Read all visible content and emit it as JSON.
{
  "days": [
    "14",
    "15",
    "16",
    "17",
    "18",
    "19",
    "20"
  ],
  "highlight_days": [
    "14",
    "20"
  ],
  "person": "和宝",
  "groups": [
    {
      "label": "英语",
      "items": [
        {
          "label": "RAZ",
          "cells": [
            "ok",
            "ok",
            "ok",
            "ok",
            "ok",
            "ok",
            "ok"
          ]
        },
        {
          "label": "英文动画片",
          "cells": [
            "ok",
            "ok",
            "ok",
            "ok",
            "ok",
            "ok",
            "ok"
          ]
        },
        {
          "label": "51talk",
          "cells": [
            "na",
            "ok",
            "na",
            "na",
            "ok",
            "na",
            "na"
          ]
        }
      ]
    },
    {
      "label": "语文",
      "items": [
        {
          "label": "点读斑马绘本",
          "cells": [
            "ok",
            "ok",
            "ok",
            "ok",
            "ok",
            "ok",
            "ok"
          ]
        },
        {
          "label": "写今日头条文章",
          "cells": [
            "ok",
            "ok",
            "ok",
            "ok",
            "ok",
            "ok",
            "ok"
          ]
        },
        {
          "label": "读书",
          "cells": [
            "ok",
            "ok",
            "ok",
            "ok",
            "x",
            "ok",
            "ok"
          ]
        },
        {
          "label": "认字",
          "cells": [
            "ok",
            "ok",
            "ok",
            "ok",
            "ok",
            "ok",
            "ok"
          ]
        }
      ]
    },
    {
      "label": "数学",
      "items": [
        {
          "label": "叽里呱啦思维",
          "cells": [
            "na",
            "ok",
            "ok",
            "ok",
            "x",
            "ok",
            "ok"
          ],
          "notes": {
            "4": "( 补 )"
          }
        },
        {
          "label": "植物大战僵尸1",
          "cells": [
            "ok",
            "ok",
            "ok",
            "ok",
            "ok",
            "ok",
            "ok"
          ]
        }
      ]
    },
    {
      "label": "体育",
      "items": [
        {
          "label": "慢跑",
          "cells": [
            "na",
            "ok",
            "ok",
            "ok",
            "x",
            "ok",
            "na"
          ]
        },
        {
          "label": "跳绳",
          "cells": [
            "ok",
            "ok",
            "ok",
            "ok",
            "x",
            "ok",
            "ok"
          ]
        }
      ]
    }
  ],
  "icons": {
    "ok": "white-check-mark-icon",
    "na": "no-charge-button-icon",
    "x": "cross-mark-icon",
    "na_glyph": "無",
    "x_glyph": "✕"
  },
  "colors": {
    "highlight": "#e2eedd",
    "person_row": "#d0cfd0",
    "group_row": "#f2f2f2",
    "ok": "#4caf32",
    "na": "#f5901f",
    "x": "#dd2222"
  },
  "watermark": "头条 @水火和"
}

...

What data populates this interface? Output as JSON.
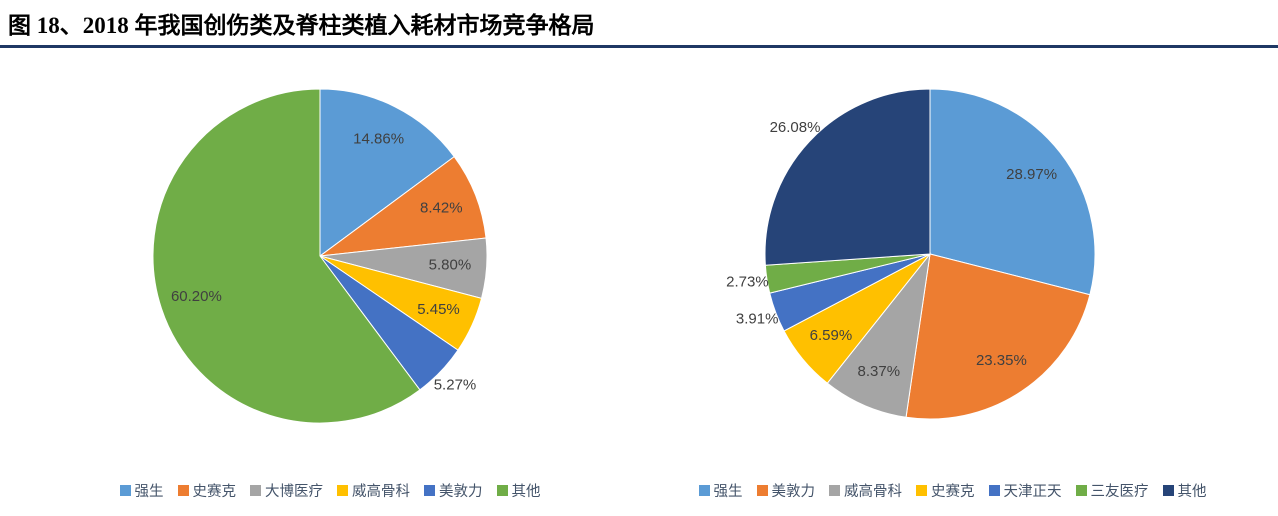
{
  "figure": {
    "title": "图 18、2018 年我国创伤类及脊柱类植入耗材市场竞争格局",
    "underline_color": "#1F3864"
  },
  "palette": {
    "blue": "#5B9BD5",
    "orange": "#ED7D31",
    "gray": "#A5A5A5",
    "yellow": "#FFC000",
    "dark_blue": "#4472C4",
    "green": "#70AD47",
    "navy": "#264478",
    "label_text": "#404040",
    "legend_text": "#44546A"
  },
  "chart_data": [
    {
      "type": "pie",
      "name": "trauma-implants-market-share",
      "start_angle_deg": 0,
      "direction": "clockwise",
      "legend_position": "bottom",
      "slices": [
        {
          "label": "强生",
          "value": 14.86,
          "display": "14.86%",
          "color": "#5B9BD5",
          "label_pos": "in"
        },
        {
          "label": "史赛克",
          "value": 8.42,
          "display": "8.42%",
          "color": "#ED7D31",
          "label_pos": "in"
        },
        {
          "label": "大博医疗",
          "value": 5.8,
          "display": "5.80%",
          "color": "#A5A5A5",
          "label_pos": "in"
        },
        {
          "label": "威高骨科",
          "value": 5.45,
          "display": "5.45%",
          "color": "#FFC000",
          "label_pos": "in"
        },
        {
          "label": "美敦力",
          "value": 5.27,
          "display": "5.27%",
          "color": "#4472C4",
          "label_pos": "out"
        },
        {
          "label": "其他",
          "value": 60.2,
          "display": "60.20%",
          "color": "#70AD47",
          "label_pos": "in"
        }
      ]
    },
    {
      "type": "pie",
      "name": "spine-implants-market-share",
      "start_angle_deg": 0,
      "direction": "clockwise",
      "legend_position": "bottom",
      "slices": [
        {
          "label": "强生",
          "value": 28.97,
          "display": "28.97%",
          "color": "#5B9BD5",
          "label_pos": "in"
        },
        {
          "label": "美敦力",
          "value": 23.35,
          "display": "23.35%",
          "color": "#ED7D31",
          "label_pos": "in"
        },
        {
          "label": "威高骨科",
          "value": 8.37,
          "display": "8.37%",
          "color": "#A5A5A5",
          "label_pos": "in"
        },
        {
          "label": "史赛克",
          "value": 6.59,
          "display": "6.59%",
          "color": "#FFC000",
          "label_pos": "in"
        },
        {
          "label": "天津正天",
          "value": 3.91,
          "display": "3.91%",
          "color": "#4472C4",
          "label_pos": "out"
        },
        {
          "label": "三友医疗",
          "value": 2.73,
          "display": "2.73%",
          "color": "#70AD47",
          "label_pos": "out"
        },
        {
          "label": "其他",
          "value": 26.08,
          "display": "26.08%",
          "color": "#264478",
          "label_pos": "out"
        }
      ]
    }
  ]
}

> **Aim**
Using the records above, list each line that includes "market".

> **Full answer**
      "name": "trauma-implants-market-share",
      "name": "spine-implants-market-share",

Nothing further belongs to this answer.